Written instruction: In the entries below, count every line with the string "sweet". State the count and nothing else.

Data provided:
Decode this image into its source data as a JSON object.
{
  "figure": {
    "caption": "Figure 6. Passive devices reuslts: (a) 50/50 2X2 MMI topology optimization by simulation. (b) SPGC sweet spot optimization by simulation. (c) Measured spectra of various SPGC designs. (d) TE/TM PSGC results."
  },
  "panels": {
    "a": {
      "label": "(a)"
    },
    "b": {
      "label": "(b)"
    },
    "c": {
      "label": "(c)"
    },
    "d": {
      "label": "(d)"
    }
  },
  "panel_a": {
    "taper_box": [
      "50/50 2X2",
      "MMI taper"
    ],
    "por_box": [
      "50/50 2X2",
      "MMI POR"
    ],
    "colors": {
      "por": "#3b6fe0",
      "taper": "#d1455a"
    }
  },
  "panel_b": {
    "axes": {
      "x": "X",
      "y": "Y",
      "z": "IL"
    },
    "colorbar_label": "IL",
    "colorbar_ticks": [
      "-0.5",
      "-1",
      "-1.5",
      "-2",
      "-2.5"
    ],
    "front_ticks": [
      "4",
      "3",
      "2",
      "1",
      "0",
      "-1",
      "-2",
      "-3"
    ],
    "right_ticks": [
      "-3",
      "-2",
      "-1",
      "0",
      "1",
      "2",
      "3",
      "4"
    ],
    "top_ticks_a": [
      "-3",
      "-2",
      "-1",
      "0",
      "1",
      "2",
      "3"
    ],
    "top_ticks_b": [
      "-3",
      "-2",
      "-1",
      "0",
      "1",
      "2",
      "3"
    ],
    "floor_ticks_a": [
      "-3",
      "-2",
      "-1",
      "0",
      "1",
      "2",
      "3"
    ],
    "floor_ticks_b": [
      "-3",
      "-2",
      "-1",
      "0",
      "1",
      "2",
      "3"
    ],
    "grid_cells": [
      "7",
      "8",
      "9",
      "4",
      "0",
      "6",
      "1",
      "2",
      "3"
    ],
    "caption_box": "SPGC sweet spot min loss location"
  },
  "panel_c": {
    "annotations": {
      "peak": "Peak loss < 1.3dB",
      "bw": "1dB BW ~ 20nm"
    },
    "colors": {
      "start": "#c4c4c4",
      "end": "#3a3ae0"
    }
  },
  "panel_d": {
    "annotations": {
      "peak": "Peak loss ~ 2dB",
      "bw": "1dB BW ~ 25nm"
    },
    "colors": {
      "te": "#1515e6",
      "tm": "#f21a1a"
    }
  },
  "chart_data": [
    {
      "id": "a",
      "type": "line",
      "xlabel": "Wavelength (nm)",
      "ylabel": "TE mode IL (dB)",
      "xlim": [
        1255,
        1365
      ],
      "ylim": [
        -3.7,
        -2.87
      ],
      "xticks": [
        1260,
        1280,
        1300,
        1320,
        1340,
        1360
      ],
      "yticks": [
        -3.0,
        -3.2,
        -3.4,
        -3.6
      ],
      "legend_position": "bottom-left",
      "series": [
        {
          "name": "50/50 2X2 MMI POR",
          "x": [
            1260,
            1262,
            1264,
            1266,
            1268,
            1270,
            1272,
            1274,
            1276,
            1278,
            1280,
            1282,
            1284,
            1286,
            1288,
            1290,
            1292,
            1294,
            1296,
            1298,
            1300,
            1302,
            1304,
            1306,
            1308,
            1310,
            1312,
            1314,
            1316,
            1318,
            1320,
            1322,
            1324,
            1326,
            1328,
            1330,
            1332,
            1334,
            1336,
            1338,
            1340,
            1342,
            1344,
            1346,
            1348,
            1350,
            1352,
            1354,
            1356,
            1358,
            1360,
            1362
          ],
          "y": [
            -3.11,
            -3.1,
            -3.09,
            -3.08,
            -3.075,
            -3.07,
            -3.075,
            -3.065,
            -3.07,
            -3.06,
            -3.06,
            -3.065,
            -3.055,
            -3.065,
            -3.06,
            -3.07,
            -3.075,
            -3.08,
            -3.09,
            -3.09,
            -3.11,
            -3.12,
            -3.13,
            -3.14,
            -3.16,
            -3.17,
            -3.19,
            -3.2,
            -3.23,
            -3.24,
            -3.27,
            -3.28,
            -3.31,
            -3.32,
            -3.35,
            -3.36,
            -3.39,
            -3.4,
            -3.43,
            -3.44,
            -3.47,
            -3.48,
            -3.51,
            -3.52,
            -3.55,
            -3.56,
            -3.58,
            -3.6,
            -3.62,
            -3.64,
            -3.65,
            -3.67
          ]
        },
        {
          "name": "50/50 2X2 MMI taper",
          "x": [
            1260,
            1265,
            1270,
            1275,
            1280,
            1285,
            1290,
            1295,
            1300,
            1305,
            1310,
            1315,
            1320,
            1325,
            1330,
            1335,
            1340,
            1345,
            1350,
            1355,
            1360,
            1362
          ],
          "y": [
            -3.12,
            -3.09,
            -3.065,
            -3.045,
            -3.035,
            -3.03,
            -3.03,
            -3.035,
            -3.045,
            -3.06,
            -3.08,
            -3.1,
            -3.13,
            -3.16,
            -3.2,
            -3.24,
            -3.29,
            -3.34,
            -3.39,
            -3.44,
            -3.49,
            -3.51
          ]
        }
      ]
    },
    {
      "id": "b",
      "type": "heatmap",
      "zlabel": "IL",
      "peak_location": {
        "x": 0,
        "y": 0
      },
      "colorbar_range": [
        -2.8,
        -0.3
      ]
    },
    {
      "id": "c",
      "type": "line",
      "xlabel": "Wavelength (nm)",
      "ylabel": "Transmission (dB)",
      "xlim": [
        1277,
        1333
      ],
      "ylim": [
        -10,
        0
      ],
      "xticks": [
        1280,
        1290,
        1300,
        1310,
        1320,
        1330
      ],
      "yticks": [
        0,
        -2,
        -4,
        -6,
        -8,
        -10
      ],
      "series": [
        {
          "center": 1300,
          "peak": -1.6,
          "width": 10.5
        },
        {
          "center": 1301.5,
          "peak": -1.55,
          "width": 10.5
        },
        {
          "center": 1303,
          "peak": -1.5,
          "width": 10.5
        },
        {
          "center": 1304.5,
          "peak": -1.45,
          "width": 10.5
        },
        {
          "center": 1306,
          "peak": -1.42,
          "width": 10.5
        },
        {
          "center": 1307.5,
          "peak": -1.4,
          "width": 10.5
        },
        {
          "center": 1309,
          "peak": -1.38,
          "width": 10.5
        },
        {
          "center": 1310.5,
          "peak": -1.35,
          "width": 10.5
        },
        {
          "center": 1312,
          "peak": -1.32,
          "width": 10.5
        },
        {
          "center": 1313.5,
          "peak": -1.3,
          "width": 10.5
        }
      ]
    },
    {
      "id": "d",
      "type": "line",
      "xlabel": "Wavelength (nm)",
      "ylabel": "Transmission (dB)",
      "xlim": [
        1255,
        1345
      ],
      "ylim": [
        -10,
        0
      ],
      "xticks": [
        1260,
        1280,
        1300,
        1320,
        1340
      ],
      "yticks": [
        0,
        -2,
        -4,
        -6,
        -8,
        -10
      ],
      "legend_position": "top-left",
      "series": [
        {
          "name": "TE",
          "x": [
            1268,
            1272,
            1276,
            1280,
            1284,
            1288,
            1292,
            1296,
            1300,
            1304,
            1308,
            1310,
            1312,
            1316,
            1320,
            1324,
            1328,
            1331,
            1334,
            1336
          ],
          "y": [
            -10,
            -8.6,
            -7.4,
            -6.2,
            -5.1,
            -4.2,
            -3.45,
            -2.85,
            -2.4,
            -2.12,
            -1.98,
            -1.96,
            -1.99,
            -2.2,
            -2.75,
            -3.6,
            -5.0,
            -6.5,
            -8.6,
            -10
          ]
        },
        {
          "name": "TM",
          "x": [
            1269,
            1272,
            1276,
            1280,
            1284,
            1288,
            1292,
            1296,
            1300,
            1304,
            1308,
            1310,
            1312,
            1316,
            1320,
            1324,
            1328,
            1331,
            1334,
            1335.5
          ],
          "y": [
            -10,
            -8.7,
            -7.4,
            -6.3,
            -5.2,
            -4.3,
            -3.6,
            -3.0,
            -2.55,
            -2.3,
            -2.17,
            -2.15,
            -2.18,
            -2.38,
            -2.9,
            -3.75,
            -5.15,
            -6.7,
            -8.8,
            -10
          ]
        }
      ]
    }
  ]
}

Solution for this task: 2